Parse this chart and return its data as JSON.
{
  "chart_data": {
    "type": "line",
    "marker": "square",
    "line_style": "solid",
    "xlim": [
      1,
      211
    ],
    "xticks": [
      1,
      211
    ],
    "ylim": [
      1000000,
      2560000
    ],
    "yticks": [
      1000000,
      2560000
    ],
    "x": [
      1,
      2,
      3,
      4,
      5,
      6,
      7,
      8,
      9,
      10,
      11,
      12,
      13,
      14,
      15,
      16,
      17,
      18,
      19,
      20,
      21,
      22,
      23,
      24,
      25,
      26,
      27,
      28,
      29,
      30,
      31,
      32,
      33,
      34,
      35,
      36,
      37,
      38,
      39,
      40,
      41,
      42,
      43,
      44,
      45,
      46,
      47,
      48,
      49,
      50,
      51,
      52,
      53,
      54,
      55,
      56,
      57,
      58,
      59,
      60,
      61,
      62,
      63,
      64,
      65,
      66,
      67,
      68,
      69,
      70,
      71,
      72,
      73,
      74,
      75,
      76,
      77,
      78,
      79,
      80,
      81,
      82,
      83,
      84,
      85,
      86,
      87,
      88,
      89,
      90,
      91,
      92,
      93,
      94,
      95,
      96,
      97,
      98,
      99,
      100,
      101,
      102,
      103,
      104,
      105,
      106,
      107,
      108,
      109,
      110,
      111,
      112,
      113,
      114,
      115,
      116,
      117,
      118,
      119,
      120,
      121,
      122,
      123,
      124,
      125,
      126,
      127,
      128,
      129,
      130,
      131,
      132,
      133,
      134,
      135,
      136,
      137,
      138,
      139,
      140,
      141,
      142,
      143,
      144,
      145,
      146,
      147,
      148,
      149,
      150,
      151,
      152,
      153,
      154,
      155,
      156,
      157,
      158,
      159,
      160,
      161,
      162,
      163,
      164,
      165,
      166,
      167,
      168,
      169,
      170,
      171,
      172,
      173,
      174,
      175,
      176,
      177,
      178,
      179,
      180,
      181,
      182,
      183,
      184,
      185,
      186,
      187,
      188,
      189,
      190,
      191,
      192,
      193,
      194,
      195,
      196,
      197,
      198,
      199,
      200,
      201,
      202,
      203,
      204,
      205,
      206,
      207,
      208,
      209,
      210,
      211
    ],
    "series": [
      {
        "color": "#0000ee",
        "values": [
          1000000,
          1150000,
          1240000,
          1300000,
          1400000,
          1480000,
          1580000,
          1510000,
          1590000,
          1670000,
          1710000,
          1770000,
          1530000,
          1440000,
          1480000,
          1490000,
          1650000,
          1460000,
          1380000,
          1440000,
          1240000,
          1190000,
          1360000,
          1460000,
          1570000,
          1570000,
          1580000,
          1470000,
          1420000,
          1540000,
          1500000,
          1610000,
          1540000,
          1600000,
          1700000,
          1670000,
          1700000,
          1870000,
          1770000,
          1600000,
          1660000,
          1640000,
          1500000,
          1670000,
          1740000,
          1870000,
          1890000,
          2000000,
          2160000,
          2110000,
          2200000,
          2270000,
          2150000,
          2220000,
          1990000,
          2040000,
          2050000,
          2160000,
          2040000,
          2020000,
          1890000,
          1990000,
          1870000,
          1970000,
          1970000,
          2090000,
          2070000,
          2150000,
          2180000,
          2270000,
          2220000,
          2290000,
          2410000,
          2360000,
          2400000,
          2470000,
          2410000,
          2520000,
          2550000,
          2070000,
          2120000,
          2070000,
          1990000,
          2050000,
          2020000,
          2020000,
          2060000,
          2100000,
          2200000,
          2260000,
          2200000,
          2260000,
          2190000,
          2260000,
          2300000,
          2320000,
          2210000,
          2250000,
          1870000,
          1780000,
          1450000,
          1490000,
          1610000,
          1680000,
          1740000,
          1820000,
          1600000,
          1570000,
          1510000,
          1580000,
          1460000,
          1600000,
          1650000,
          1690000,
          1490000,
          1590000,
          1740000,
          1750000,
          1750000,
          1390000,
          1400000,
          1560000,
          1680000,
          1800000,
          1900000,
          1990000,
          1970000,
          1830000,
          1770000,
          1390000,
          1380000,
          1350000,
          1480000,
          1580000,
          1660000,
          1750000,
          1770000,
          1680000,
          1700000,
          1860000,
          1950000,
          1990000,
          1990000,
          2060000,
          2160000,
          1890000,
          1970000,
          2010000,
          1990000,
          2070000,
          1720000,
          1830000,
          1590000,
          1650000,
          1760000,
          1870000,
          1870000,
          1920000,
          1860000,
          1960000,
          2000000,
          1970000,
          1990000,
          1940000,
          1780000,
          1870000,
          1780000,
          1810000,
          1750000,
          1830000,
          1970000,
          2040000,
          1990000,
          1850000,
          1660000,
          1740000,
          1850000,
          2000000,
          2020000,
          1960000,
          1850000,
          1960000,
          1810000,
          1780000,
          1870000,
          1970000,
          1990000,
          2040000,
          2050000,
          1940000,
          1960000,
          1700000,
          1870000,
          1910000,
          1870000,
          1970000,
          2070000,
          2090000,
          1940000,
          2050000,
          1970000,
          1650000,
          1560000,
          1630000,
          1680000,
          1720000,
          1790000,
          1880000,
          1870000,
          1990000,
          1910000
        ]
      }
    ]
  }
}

++++++++++++++++++++

Your goal: Write out the whole listing exactly.

Task result:
Parse this chart and return its data as JSON.
{
  "chart_data": {
    "type": "line",
    "marker": "square",
    "line_style": "solid",
    "xlim": [
      1,
      211
    ],
    "xticks": [
      1,
      211
    ],
    "ylim": [
      1000000,
      2560000
    ],
    "yticks": [
      1000000,
      2560000
    ],
    "x": [
      1,
      2,
      3,
      4,
      5,
      6,
      7,
      8,
      9,
      10,
      11,
      12,
      13,
      14,
      15,
      16,
      17,
      18,
      19,
      20,
      21,
      22,
      23,
      24,
      25,
      26,
      27,
      28,
      29,
      30,
      31,
      32,
      33,
      34,
      35,
      36,
      37,
      38,
      39,
      40,
      41,
      42,
      43,
      44,
      45,
      46,
      47,
      48,
      49,
      50,
      51,
      52,
      53,
      54,
      55,
      56,
      57,
      58,
      59,
      60,
      61,
      62,
      63,
      64,
      65,
      66,
      67,
      68,
      69,
      70,
      71,
      72,
      73,
      74,
      75,
      76,
      77,
      78,
      79,
      80,
      81,
      82,
      83,
      84,
      85,
      86,
      87,
      88,
      89,
      90,
      91,
      92,
      93,
      94,
      95,
      96,
      97,
      98,
      99,
      100,
      101,
      102,
      103,
      104,
      105,
      106,
      107,
      108,
      109,
      110,
      111,
      112,
      113,
      114,
      115,
      116,
      117,
      118,
      119,
      120,
      121,
      122,
      123,
      124,
      125,
      126,
      127,
      128,
      129,
      130,
      131,
      132,
      133,
      134,
      135,
      136,
      137,
      138,
      139,
      140,
      141,
      142,
      143,
      144,
      145,
      146,
      147,
      148,
      149,
      150,
      151,
      152,
      153,
      154,
      155,
      156,
      157,
      158,
      159,
      160,
      161,
      162,
      163,
      164,
      165,
      166,
      167,
      168,
      169,
      170,
      171,
      172,
      173,
      174,
      175,
      176,
      177,
      178,
      179,
      180,
      181,
      182,
      183,
      184,
      185,
      186,
      187,
      188,
      189,
      190,
      191,
      192,
      193,
      194,
      195,
      196,
      197,
      198,
      199,
      200,
      201,
      202,
      203,
      204,
      205,
      206,
      207,
      208,
      209,
      210,
      211
    ],
    "series": [
      {
        "color": "#0000ee",
        "values": [
          1000000,
          1150000,
          1240000,
          1300000,
          1400000,
          1480000,
          1580000,
          1510000,
          1590000,
          1670000,
          1710000,
          1770000,
          1530000,
          1440000,
          1480000,
          1490000,
          1650000,
          1460000,
          1380000,
          1440000,
          1240000,
          1190000,
          1360000,
          1460000,
          1570000,
          1570000,
          1580000,
          1470000,
          1420000,
          1540000,
          1500000,
          1610000,
          1540000,
          1600000,
          1700000,
          1670000,
          1700000,
          1870000,
          1770000,
          1600000,
          1660000,
          1640000,
          1500000,
          1670000,
          1740000,
          1870000,
          1890000,
          2000000,
          2160000,
          2110000,
          2200000,
          2270000,
          2150000,
          2220000,
          1990000,
          2040000,
          2050000,
          2160000,
          2040000,
          2020000,
          1890000,
          1990000,
          1870000,
          1970000,
          1970000,
          2090000,
          2070000,
          2150000,
          2180000,
          2270000,
          2220000,
          2290000,
          2410000,
          2360000,
          2400000,
          2470000,
          2410000,
          2520000,
          2550000,
          2070000,
          2120000,
          2070000,
          1990000,
          2050000,
          2020000,
          2020000,
          2060000,
          2100000,
          2200000,
          2260000,
          2200000,
          2260000,
          2190000,
          2260000,
          2300000,
          2320000,
          2210000,
          2250000,
          1870000,
          1780000,
          1450000,
          1490000,
          1610000,
          1680000,
          1740000,
          1820000,
          1600000,
          1570000,
          1510000,
          1580000,
          1460000,
          1600000,
          1650000,
          1690000,
          1490000,
          1590000,
          1740000,
          1750000,
          1750000,
          1390000,
          1400000,
          1560000,
          1680000,
          1800000,
          1900000,
          1990000,
          1970000,
          1830000,
          1770000,
          1390000,
          1380000,
          1350000,
          1480000,
          1580000,
          1660000,
          1750000,
          1770000,
          1680000,
          1700000,
          1860000,
          1950000,
          1990000,
          1990000,
          2060000,
          2160000,
          1890000,
          1970000,
          2010000,
          1990000,
          2070000,
          1720000,
          1830000,
          1590000,
          1650000,
          1760000,
          1870000,
          1870000,
          1920000,
          1860000,
          1960000,
          2000000,
          1970000,
          1990000,
          1940000,
          1780000,
          1870000,
          1780000,
          1810000,
          1750000,
          1830000,
          1970000,
          2040000,
          1990000,
          1850000,
          1660000,
          1740000,
          1850000,
          2000000,
          2020000,
          1960000,
          1850000,
          1960000,
          1810000,
          1780000,
          1870000,
          1970000,
          1990000,
          2040000,
          2050000,
          1940000,
          1960000,
          1700000,
          1870000,
          1910000,
          1870000,
          1970000,
          2070000,
          2090000,
          1940000,
          2050000,
          1970000,
          1650000,
          1560000,
          1630000,
          1680000,
          1720000,
          1790000,
          1880000,
          1870000,
          1990000,
          1910000
        ]
      }
    ]
  }
}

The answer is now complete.